Records from a data collection »
----------
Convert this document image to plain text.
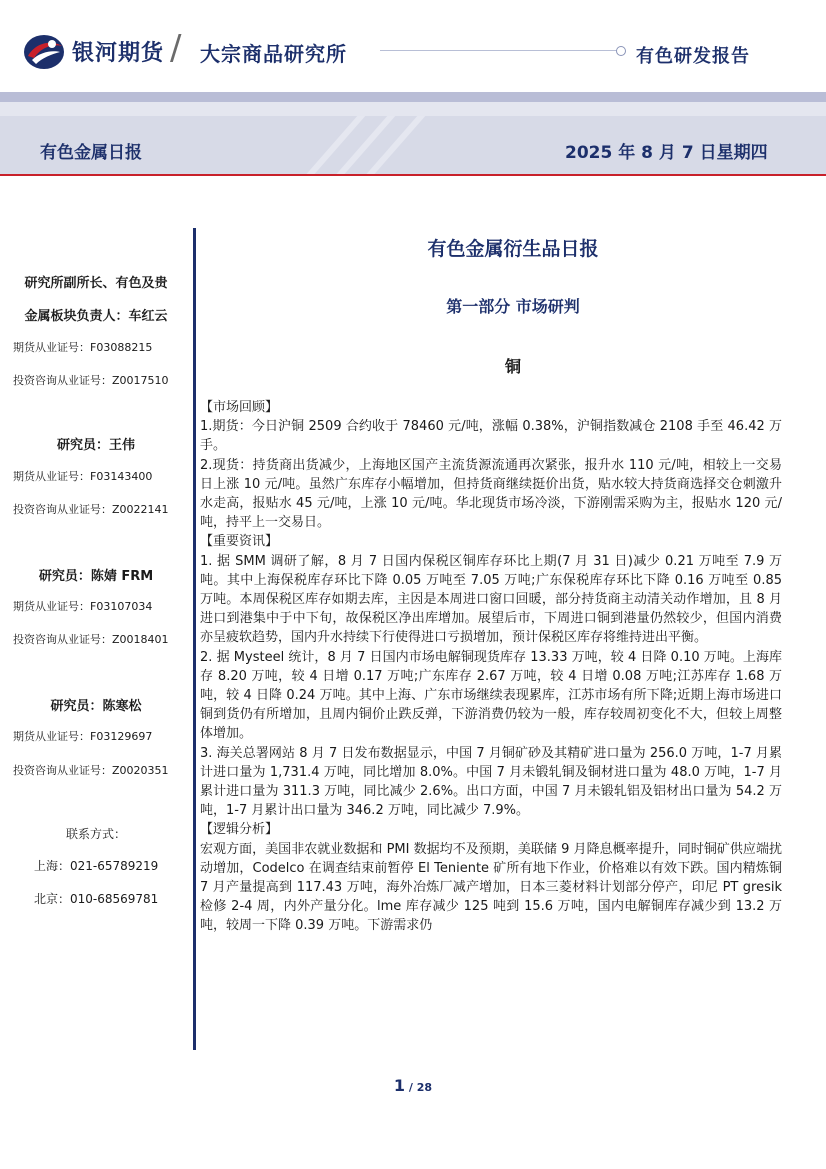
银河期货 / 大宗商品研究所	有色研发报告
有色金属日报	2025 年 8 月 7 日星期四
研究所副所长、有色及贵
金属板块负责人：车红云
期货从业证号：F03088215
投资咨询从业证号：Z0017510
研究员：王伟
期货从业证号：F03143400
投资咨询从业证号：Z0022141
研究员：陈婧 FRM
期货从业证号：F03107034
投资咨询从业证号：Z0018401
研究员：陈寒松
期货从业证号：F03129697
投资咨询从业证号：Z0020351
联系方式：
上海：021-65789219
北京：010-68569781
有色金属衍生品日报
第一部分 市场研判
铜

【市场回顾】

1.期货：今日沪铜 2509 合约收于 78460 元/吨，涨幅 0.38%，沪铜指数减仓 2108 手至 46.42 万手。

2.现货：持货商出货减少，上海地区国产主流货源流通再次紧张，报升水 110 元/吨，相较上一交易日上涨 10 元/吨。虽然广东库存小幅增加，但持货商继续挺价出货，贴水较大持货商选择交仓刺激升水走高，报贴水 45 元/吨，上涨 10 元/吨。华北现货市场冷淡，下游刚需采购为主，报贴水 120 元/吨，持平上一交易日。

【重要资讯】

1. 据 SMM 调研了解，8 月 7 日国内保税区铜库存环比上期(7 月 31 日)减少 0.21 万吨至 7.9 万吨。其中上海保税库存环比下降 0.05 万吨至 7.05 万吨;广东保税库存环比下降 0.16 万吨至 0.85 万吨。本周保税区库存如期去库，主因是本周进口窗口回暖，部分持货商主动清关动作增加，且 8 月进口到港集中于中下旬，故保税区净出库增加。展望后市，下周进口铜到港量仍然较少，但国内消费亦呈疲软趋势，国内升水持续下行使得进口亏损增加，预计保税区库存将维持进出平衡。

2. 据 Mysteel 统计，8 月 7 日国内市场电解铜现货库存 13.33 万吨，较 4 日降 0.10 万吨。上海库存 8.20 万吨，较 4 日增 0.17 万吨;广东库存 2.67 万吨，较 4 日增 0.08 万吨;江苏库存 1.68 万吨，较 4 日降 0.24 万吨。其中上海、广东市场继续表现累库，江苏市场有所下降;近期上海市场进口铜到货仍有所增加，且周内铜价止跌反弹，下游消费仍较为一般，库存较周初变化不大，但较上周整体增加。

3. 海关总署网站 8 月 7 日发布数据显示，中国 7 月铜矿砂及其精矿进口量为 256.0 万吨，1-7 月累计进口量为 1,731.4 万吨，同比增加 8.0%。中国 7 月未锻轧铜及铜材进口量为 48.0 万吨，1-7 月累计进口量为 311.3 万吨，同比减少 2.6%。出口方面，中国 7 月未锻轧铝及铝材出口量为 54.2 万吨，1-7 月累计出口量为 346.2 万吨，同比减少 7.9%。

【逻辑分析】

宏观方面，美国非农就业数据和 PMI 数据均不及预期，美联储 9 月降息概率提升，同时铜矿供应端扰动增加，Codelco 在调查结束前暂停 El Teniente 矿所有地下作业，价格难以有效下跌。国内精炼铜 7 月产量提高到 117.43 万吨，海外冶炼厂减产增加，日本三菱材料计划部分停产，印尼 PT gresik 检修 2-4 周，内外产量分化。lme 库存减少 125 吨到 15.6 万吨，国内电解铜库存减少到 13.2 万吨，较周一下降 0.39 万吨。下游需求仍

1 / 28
----------
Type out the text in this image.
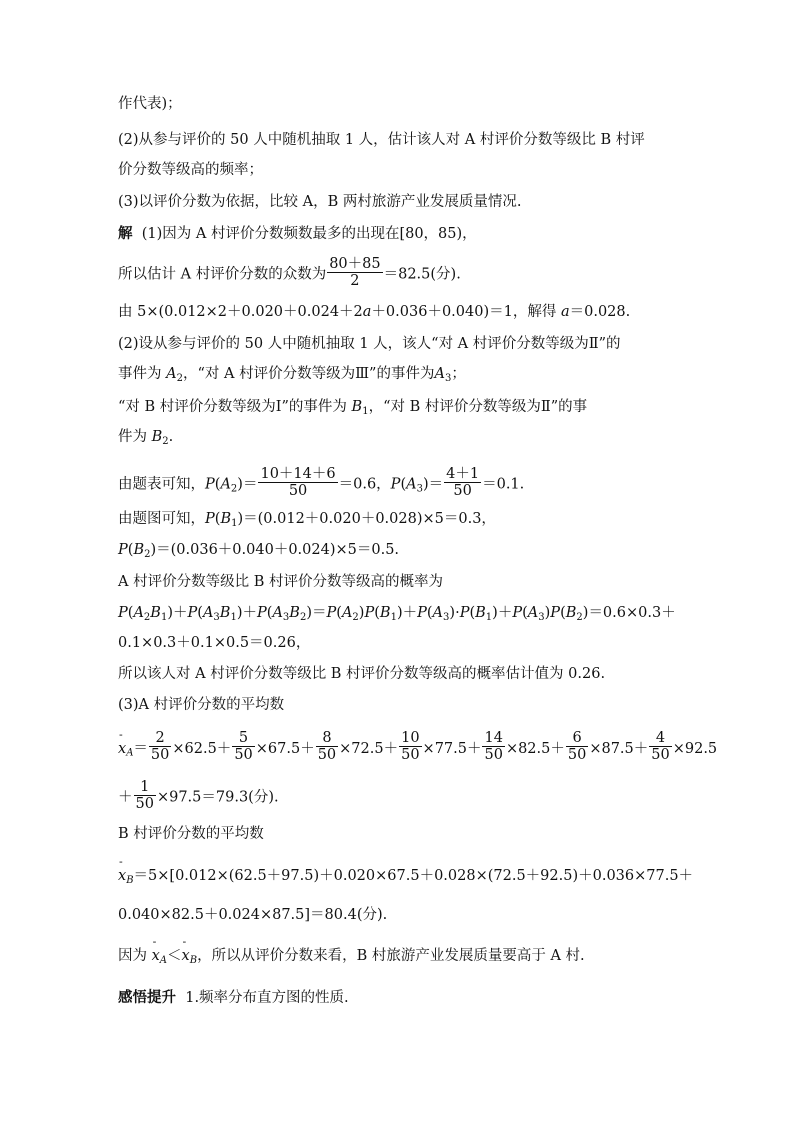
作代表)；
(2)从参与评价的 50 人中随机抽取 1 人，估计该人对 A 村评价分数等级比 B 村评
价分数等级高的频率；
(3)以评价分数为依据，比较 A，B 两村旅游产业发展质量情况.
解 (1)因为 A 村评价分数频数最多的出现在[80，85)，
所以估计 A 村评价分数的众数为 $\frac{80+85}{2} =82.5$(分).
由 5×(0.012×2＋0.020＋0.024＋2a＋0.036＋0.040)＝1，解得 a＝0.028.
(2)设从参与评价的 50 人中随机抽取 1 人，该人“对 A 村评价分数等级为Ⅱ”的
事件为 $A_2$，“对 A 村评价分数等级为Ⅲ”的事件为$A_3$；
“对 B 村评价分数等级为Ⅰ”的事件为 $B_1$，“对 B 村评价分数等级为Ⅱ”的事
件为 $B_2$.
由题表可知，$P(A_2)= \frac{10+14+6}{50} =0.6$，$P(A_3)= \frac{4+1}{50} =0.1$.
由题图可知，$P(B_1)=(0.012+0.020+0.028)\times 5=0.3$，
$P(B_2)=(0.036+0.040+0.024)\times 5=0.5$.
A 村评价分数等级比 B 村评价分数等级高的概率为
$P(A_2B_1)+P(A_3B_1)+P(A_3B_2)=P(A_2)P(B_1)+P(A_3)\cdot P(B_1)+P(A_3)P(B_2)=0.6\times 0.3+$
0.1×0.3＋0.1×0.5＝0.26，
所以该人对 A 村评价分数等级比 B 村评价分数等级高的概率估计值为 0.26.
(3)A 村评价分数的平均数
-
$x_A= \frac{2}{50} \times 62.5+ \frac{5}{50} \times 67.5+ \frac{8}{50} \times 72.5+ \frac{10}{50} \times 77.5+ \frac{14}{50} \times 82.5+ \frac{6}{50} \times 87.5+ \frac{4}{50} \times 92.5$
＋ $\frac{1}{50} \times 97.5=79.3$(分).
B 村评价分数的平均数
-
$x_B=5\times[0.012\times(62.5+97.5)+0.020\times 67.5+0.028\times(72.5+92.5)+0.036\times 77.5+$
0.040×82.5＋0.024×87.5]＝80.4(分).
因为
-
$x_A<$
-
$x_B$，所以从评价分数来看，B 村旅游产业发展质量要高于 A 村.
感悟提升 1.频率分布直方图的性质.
----------
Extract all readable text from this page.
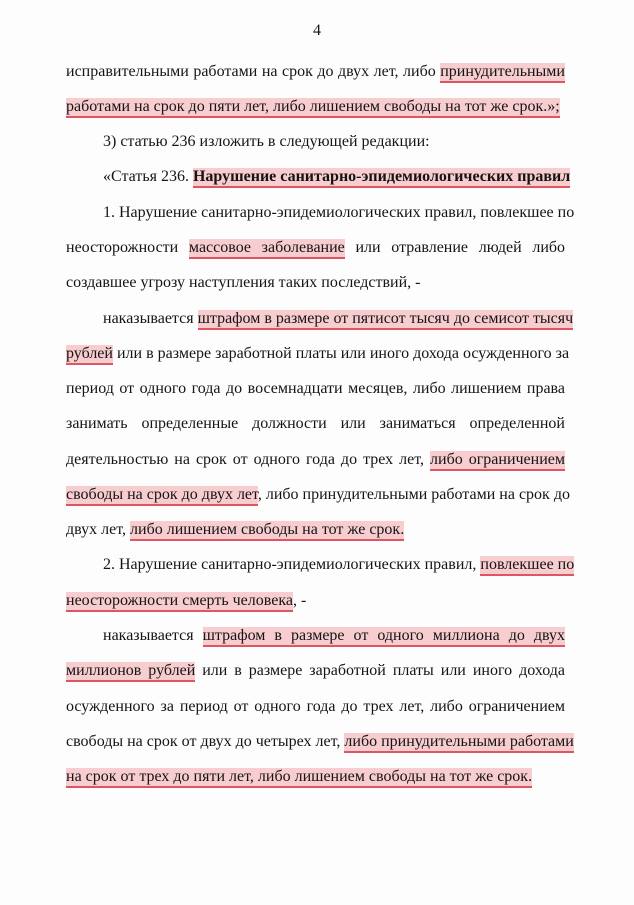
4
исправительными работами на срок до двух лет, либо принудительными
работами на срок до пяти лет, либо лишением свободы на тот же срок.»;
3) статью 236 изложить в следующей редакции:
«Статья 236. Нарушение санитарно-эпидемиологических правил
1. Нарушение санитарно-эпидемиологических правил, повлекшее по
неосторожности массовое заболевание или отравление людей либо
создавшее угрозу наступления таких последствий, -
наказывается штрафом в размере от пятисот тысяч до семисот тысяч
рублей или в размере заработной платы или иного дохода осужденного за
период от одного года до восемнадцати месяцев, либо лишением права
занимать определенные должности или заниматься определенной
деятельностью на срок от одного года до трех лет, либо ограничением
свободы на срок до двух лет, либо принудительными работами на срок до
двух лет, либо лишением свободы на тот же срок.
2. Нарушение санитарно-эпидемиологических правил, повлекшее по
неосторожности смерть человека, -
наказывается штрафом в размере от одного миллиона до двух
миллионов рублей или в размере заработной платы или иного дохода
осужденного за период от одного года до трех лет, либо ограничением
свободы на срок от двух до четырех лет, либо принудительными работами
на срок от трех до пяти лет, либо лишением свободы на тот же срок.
----------
Your task » Write out every line from the entries where "text" appears.

Answer to the exercise »
Convert this document image to plain text.
Type out the text in this image.
Extract all readable text from this page.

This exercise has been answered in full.